Texto de origem:
◇ ◇ ◇ ◇

35. Com efeito, segundo a Requerida, o CIVA (artigoº 78.º, n.º 7) impõe duas condições quando se trata de uma dedução de IVA faturado em créditos sobre clientes considerados incobráveis, a saber:
"1. Que a insolvência tenha sido decretada – para o que é necessário uma certidão emitida pelo Tribunal que certifique:
a. Que a sentença de insolvência foi proferida e a respetiva data;
b. Se a sentença de insolvência já transitou em julgado e a respetiva data;
c. Os montantes reclamados no âmbito do processo judicial; e,
d. Se no âmbito do processo de insolvência foram recuperados alguns dos créditos reclamados.
2. Que tenha sido comunicado ao adquirente dos bens a anulação do IVA" .
36. Para a Requerida resulta da forma como a lei estabelece esta segunda condição (comunicação ao adquirente para este regularizar, a favor do Estado, o IVA deduzido pelo credor, inscrevendo-o no campo 41 da declaração periódica) que o adquirente terá necessariamente que ser residente no território nacional, de onde resulta o facto de o regime de regularização previsto no n.º 7 do artigo 78.º do CIVA apenas ser aplicável " quando ambos os sujeitos passivos (credor e devedor) sejam sujeitos passivos de IVA" em Portugal, facto que "não se verifica na situação sub judice, na medida em que o devedor não está registado para efeitos de IVA em Portugal, não é aí tido como sujeito passivo, não está obrigado ao envio de declarações periódicas de IVA" por aplicação do CIVA; pelo contrário, o devedor D... " é residente em Espanha, aí considerado como sujeito passivo, onde entregará declarações de IVA e cumprirá com outras obrigações que decorrem da Ley del Impuesto sobre el Valor Añadido".

◇ ◇ ◇ ◇

Linhas de dados:
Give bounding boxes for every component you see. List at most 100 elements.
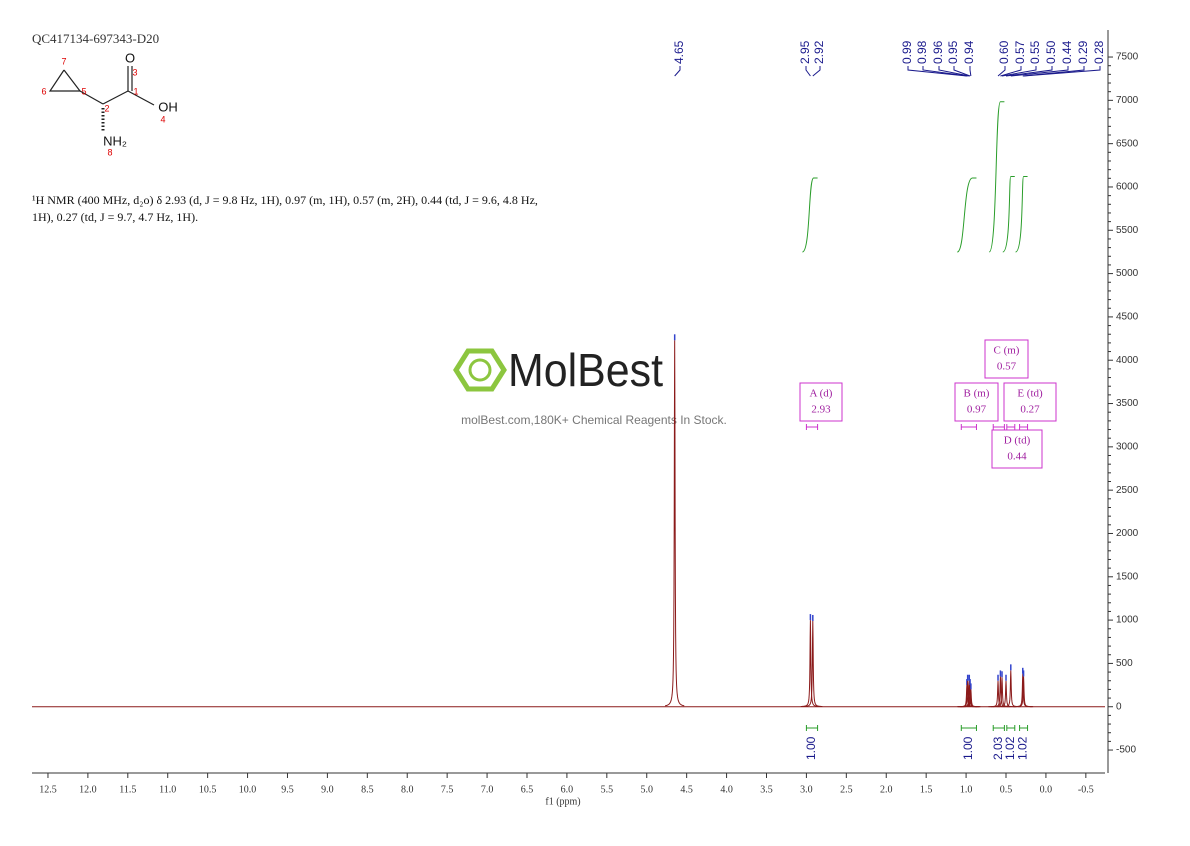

◇ ◇ ◇ ◇

O que fazer: Transcreva, do texto sobre a dedução do IVA de créditos incobráveis, tudo o que vai desde "35. Com efeito, segundo" até "dos créditos reclamados.".

Resposta à tarefa:
35. Com efeito, segundo a Requerida, o CIVA (artigoº 78.º, n.º 7) impõe duas condições quando se trata de uma dedução de IVA faturado em créditos sobre clientes considerados incobráveis, a saber:
"1. Que a insolvência tenha sido decretada – para o que é necessário uma certidão emitida pelo Tribunal que certifique:
a. Que a sentença de insolvência foi proferida e a respetiva data;
b. Se a sentença de insolvência já transitou em julgado e a respetiva data;
c. Os montantes reclamados no âmbito do processo judicial; e,
d. Se no âmbito do processo de insolvência foram recuperados alguns dos créditos reclamados.